Write out all lines holding the word "people".
--- Begin TASK DATA ---
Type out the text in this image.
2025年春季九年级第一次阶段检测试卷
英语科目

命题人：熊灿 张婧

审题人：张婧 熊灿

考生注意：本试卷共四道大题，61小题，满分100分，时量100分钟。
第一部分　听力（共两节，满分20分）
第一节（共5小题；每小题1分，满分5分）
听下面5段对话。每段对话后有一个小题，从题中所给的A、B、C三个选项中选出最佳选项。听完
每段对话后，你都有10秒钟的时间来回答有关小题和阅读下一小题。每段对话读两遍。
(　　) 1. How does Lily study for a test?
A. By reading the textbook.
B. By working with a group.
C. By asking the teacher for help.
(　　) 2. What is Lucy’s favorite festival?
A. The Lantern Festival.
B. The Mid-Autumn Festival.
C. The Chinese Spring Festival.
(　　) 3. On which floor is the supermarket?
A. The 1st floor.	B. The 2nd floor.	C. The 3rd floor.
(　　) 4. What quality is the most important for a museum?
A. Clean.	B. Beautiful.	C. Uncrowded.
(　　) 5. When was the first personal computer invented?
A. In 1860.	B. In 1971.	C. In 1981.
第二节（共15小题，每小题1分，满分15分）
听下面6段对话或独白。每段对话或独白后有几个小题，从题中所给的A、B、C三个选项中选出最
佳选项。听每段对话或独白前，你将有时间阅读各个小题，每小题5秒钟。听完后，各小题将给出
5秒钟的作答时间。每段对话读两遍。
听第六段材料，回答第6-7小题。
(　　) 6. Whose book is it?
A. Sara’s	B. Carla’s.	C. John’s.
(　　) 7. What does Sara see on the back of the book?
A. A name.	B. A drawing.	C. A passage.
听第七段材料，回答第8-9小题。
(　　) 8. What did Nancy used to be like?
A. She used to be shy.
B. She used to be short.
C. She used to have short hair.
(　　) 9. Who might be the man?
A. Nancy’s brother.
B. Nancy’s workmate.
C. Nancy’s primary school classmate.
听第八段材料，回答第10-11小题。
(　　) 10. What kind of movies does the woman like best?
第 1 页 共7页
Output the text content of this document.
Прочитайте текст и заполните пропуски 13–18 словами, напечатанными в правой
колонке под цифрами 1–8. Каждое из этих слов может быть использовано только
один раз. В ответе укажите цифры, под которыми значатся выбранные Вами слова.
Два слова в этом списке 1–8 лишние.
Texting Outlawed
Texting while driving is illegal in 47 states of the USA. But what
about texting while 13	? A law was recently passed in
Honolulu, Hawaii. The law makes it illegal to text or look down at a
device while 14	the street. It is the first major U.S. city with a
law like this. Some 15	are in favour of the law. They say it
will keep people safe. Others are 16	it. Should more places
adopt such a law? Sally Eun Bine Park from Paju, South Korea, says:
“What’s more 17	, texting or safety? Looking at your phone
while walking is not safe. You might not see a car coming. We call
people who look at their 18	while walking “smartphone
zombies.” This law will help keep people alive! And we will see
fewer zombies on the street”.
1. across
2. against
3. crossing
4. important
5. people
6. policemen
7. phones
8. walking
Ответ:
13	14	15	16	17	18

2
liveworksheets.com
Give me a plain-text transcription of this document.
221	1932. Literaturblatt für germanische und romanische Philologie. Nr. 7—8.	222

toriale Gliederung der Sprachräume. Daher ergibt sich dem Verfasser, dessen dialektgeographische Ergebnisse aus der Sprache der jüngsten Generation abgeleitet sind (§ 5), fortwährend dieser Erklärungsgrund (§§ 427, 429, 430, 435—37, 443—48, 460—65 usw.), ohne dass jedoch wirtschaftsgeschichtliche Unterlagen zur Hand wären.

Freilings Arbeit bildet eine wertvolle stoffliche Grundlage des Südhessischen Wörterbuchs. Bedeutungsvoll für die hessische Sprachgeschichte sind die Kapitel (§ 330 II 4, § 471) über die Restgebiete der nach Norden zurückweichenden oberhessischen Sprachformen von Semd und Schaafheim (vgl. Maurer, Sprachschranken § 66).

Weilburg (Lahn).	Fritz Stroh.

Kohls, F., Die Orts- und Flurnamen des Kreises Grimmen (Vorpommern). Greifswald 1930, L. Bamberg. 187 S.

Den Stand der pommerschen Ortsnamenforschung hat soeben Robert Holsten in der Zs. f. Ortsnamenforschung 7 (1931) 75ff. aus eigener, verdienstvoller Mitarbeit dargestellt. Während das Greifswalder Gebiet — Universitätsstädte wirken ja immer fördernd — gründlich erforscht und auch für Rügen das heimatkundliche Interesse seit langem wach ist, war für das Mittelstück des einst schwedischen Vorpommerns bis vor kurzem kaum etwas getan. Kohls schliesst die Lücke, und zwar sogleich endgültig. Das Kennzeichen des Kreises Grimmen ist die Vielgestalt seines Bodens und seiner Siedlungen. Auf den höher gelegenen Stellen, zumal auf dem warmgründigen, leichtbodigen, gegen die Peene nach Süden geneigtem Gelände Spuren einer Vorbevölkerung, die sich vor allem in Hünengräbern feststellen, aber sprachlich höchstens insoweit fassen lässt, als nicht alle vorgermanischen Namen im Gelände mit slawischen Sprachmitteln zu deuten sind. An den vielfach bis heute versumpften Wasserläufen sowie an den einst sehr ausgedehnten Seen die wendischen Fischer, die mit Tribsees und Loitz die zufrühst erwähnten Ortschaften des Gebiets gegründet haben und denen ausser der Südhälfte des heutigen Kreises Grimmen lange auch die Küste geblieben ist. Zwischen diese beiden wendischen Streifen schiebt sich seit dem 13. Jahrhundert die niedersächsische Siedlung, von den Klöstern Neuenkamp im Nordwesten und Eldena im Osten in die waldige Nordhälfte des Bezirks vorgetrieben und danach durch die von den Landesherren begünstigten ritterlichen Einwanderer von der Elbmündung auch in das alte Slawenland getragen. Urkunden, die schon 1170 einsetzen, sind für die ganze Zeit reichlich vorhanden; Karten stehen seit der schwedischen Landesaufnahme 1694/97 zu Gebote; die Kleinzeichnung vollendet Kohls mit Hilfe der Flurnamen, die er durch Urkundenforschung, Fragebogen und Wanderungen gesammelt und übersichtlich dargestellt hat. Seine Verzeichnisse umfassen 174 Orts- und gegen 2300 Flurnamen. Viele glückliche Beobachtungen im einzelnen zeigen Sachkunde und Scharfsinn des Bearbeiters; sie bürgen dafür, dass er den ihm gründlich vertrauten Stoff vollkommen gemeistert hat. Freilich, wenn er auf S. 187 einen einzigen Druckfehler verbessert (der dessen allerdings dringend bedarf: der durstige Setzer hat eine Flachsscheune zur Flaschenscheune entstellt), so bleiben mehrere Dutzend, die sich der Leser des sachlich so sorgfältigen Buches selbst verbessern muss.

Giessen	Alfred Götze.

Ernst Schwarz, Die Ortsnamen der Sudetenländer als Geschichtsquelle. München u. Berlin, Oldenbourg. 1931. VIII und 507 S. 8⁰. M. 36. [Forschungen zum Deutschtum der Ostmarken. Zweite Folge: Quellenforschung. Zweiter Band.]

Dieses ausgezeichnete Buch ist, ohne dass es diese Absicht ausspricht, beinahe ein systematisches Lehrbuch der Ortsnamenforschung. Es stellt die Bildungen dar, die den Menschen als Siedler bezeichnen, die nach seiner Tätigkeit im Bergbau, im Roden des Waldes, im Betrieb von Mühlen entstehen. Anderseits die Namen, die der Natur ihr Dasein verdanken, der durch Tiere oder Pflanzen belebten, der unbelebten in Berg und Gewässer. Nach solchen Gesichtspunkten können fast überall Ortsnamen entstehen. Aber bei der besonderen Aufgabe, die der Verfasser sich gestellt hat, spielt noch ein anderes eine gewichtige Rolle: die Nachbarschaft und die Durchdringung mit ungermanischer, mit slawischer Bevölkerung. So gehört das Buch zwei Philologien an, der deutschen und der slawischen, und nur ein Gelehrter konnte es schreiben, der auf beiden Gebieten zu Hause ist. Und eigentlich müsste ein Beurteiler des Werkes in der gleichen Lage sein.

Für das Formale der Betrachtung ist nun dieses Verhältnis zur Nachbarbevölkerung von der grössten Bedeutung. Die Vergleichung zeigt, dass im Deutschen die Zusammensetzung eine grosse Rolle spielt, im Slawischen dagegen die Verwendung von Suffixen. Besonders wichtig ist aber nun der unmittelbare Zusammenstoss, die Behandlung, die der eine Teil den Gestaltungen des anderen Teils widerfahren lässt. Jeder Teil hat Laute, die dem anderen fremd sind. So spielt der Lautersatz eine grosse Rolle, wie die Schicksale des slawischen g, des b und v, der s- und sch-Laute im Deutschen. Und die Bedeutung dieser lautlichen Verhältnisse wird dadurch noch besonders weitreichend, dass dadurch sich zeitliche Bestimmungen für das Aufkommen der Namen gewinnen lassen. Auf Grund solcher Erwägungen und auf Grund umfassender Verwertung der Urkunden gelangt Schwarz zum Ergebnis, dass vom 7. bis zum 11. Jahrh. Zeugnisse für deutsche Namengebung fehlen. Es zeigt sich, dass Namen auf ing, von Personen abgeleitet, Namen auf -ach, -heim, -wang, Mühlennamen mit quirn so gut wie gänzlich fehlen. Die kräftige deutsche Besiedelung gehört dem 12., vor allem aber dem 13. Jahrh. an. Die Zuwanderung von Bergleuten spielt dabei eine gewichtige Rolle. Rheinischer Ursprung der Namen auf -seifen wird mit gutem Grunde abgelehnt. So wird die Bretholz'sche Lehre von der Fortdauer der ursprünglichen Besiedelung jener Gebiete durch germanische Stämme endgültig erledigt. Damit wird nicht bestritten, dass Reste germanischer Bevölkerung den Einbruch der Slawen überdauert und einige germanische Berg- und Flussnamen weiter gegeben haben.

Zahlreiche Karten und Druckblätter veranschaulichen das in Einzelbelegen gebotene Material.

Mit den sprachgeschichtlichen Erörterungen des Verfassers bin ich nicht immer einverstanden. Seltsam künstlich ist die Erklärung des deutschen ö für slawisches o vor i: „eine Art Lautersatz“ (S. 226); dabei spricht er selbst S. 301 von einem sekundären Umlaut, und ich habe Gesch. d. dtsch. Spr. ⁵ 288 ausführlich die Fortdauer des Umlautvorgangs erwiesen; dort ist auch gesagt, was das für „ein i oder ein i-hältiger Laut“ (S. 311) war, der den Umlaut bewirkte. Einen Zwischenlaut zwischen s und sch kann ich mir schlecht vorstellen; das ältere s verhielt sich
--- End TASK DATA ---
SOLUTION TO THE EXERCISE:
will keep people safe. Others are 16	it. Should more places
people who look at their 18	while walking “smartphone
zombies.” This law will help keep people alive! And we will see
5. people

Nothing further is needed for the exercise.